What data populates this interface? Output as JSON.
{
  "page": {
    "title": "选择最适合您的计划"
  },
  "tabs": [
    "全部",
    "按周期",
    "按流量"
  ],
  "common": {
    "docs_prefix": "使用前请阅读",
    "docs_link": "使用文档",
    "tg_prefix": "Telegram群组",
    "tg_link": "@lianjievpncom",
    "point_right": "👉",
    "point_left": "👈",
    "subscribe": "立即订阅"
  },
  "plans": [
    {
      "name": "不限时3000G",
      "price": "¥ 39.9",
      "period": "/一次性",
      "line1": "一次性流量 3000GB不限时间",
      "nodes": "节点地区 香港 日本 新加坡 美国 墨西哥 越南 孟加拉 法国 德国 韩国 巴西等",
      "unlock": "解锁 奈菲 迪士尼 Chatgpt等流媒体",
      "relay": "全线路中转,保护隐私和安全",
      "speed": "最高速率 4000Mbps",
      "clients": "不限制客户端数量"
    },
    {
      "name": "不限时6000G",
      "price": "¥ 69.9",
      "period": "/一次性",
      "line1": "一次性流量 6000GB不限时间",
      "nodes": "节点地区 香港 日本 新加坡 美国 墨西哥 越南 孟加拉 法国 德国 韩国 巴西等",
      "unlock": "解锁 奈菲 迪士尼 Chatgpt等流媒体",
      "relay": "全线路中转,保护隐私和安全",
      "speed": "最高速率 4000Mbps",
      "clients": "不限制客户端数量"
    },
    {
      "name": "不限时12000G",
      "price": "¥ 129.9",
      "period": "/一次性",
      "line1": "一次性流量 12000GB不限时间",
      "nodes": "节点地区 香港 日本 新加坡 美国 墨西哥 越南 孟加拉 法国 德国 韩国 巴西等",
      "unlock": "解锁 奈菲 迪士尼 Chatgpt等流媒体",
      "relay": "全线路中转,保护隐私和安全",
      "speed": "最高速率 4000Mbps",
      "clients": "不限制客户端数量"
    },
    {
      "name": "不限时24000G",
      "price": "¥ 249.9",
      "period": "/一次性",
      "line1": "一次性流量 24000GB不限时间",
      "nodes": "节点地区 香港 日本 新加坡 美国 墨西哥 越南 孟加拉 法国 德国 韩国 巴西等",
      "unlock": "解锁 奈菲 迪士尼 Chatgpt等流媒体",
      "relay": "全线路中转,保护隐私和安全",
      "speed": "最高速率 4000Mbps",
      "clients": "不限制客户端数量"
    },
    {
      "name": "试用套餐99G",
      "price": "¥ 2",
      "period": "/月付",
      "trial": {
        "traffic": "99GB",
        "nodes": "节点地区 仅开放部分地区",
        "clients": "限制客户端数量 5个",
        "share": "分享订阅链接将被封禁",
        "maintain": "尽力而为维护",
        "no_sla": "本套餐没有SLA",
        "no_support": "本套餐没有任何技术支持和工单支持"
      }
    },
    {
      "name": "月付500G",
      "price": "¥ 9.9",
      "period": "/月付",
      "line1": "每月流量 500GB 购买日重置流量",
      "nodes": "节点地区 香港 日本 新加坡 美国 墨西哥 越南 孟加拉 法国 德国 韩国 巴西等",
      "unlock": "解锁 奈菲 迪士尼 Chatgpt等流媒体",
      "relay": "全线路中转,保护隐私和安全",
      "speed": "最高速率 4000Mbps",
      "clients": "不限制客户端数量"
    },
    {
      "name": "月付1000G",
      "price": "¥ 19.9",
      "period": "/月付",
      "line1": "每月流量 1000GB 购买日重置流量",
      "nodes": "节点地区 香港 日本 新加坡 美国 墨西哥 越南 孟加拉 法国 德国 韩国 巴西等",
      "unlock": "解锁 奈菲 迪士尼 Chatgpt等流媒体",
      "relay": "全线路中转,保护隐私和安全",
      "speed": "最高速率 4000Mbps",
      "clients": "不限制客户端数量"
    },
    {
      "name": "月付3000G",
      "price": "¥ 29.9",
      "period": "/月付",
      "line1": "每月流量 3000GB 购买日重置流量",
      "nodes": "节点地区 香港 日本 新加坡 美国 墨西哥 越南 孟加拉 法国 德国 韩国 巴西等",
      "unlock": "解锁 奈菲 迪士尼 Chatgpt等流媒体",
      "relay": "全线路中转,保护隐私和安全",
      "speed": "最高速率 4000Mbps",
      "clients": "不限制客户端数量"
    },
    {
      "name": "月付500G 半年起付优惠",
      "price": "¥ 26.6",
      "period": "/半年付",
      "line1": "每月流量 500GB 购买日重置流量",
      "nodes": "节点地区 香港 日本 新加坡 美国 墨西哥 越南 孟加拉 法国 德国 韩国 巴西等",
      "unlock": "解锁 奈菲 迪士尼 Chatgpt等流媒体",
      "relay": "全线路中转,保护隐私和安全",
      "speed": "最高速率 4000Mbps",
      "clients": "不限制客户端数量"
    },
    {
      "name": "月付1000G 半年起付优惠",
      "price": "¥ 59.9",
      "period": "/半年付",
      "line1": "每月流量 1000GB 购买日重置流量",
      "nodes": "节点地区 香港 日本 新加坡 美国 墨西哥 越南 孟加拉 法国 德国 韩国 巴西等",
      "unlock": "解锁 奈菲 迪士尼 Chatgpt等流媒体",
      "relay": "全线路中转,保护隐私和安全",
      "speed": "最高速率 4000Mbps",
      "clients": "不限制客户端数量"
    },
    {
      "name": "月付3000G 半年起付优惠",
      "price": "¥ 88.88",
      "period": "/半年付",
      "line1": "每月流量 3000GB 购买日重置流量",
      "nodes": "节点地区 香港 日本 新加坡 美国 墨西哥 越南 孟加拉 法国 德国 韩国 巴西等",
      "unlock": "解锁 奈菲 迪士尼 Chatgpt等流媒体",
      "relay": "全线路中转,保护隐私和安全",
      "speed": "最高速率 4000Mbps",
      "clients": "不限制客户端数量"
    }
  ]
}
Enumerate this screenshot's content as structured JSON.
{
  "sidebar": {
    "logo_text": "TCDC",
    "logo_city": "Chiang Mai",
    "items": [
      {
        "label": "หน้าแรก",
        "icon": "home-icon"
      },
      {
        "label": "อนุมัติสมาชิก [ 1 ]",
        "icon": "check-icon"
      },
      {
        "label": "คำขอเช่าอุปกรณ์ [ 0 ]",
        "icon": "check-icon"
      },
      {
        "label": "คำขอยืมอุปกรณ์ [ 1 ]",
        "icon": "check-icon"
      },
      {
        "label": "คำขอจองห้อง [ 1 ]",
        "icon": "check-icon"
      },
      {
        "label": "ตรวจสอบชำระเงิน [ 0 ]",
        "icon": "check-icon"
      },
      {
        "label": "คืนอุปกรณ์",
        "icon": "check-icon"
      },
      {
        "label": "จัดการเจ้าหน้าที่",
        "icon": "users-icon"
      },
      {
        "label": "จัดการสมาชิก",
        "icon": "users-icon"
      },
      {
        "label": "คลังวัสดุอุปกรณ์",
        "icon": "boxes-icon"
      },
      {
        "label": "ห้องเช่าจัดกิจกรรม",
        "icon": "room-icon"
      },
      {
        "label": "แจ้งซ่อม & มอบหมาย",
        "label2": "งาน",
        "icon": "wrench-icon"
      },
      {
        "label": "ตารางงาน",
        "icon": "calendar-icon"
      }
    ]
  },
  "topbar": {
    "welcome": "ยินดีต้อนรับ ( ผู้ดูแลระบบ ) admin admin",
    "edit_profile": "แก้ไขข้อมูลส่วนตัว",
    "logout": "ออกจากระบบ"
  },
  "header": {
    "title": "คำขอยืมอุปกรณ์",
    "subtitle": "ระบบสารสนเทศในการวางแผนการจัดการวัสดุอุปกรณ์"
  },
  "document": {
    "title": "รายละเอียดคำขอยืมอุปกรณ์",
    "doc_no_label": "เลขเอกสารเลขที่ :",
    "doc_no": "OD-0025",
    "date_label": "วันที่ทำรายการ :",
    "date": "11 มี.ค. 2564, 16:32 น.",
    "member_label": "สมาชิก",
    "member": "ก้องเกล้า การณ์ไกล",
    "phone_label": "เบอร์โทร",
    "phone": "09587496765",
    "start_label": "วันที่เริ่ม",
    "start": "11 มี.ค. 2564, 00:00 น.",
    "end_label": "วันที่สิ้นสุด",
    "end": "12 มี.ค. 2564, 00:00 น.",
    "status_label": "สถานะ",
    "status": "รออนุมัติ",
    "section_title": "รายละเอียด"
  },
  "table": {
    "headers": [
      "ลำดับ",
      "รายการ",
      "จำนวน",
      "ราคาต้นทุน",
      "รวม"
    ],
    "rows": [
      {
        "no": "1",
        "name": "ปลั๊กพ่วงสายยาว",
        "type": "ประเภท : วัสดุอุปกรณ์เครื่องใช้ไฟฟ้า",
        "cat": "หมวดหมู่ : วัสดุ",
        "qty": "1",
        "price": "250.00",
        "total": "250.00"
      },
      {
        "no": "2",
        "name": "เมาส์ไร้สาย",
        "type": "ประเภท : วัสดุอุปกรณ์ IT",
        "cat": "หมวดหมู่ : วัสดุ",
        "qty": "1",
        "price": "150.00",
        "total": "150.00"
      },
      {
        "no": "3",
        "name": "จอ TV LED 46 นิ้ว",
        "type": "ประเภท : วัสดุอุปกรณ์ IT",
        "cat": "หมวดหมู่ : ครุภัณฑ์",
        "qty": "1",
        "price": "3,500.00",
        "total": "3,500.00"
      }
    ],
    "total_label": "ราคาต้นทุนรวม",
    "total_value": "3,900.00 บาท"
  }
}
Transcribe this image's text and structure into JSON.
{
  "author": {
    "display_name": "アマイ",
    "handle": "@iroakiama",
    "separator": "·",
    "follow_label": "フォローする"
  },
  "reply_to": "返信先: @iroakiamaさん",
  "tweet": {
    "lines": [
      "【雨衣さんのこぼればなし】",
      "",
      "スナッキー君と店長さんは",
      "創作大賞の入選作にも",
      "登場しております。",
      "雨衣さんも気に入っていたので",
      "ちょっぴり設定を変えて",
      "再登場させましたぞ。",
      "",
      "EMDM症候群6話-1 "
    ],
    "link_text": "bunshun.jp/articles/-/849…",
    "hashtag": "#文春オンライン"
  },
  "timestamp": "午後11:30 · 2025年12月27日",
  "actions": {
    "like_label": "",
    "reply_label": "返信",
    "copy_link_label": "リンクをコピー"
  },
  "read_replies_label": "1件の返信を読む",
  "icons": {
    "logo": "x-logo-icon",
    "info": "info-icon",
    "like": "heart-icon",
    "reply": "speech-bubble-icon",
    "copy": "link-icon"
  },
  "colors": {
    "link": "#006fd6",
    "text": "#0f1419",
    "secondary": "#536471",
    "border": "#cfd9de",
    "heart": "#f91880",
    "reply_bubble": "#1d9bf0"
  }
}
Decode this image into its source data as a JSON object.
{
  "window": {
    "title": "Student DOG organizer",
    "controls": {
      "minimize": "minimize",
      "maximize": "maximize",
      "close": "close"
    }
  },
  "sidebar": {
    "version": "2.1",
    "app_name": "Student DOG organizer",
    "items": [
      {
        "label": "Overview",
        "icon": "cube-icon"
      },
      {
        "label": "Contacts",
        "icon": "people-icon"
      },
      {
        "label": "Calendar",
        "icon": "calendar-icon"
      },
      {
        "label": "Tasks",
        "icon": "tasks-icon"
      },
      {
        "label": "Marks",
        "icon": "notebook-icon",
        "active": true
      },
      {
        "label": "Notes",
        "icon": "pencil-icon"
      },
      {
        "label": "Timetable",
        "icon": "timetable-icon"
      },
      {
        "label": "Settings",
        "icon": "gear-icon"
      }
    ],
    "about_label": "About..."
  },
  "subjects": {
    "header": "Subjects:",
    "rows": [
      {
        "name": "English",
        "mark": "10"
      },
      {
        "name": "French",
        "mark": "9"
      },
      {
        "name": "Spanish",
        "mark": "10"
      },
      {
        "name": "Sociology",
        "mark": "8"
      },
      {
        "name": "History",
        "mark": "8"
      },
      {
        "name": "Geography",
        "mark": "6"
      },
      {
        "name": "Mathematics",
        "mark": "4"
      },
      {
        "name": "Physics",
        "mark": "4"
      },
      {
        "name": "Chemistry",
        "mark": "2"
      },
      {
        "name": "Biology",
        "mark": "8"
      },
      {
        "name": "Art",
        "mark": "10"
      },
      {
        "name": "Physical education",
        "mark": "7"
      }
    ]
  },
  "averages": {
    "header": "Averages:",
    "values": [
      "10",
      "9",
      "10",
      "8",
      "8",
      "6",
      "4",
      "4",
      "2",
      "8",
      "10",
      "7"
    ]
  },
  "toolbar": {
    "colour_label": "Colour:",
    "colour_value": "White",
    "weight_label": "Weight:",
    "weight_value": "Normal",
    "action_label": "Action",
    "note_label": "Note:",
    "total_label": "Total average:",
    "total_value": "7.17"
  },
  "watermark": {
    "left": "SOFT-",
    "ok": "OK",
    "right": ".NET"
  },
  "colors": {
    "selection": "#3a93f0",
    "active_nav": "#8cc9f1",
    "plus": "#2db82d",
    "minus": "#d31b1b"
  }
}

→ **THE REQUEST**
Show every line where the string "image" appears.

→ **RESPONSE TO THE TASK**
Transcribe this image's text and structure into JSON.
Decode this image into its source data as a JSON object.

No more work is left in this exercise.